:: What to work on ::
Skip the images and return the records below exactly.

:: Given data ::
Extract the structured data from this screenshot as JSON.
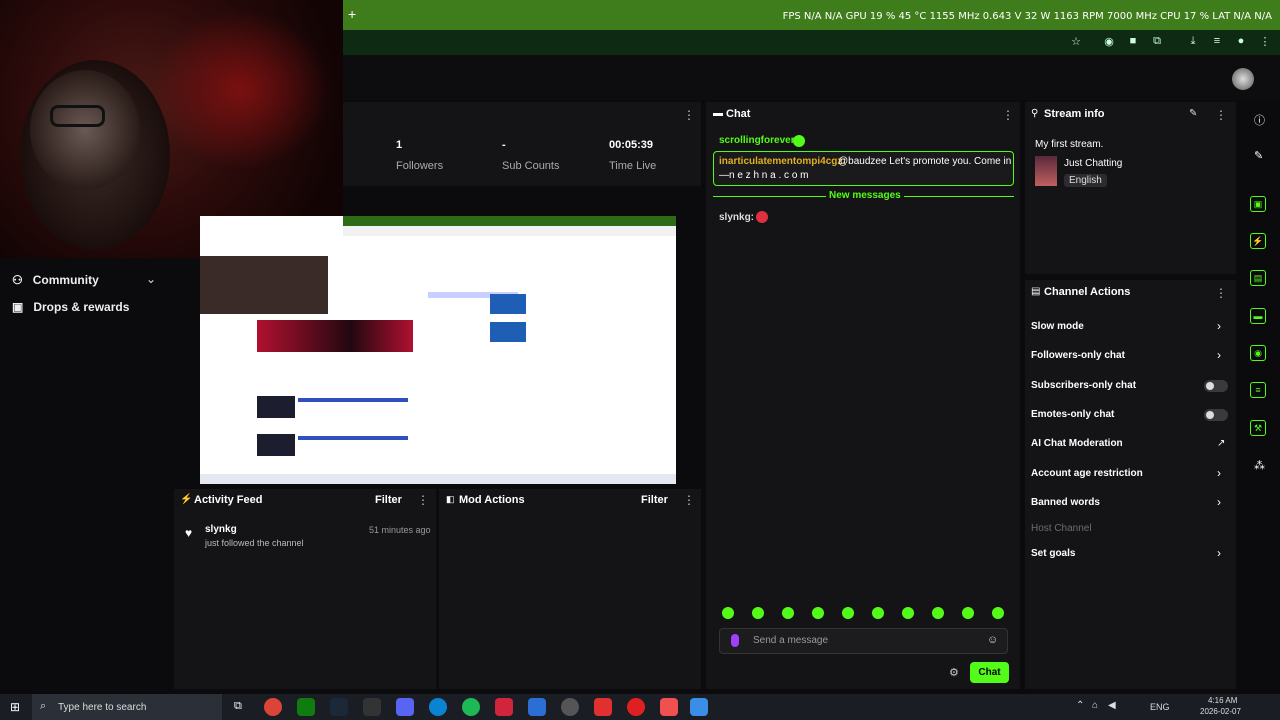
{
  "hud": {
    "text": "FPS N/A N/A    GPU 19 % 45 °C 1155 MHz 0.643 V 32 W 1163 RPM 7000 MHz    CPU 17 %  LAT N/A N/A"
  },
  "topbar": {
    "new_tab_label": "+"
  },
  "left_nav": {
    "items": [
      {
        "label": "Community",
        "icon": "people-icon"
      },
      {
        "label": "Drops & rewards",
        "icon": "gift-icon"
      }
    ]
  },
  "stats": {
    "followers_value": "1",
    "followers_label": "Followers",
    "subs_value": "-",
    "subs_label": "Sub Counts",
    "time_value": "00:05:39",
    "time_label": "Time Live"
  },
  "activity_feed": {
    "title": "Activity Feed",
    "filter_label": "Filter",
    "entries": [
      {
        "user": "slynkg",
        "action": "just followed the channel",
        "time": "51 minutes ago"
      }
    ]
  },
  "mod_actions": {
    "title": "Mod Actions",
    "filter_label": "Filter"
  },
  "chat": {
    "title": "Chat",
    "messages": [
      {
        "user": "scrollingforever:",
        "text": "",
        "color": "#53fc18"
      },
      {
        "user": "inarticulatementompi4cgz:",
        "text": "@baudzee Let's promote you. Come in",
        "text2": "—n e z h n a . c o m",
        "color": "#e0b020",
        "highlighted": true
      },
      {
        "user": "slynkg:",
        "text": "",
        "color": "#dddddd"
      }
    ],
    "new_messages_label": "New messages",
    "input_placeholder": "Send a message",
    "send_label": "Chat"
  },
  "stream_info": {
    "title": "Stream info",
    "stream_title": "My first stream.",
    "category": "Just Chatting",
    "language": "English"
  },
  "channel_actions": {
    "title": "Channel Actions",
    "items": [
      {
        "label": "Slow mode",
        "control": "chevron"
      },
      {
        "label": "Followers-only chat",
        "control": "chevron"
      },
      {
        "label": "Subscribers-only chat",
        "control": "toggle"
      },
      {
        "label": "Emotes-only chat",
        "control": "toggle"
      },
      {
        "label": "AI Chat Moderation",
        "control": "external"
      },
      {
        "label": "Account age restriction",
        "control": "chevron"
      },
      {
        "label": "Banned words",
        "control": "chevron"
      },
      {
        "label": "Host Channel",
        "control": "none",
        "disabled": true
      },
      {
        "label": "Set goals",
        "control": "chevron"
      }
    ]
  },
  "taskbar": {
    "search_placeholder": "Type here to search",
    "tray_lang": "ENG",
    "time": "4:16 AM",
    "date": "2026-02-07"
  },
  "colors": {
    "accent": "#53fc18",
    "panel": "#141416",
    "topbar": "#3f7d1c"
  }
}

:: Solution for this problem ::
Extract the structured data from this screenshot as JSON.
{
  "hud": {
    "text": "FPS N/A N/A    GPU 19 % 45 °C 1155 MHz 0.643 V 32 W 1163 RPM 7000 MHz    CPU 17 %  LAT N/A N/A"
  },
  "topbar": {
    "new_tab_label": "+"
  },
  "left_nav": {
    "items": [
      {
        "label": "Community",
        "icon": "people-icon"
      },
      {
        "label": "Drops & rewards",
        "icon": "gift-icon"
      }
    ]
  },
  "stats": {
    "followers_value": "1",
    "followers_label": "Followers",
    "subs_value": "-",
    "subs_label": "Sub Counts",
    "time_value": "00:05:39",
    "time_label": "Time Live"
  },
  "activity_feed": {
    "title": "Activity Feed",
    "filter_label": "Filter",
    "entries": [
      {
        "user": "slynkg",
        "action": "just followed the channel",
        "time": "51 minutes ago"
      }
    ]
  },
  "mod_actions": {
    "title": "Mod Actions",
    "filter_label": "Filter"
  },
  "chat": {
    "title": "Chat",
    "messages": [
      {
        "user": "scrollingforever:",
        "text": "",
        "color": "#53fc18"
      },
      {
        "user": "inarticulatementompi4cgz:",
        "text": "@baudzee Let's promote you. Come in",
        "text2": "—n e z h n a . c o m",
        "color": "#e0b020",
        "highlighted": true
      },
      {
        "user": "slynkg:",
        "text": "",
        "color": "#dddddd"
      }
    ],
    "new_messages_label": "New messages",
    "input_placeholder": "Send a message",
    "send_label": "Chat"
  },
  "stream_info": {
    "title": "Stream info",
    "stream_title": "My first stream.",
    "category": "Just Chatting",
    "language": "English"
  },
  "channel_actions": {
    "title": "Channel Actions",
    "items": [
      {
        "label": "Slow mode",
        "control": "chevron"
      },
      {
        "label": "Followers-only chat",
        "control": "chevron"
      },
      {
        "label": "Subscribers-only chat",
        "control": "toggle"
      },
      {
        "label": "Emotes-only chat",
        "control": "toggle"
      },
      {
        "label": "AI Chat Moderation",
        "control": "external"
      },
      {
        "label": "Account age restriction",
        "control": "chevron"
      },
      {
        "label": "Banned words",
        "control": "chevron"
      },
      {
        "label": "Host Channel",
        "control": "none",
        "disabled": true
      },
      {
        "label": "Set goals",
        "control": "chevron"
      }
    ]
  },
  "taskbar": {
    "search_placeholder": "Type here to search",
    "tray_lang": "ENG",
    "time": "4:16 AM",
    "date": "2026-02-07"
  },
  "colors": {
    "accent": "#53fc18",
    "panel": "#141416",
    "topbar": "#3f7d1c"
  }
}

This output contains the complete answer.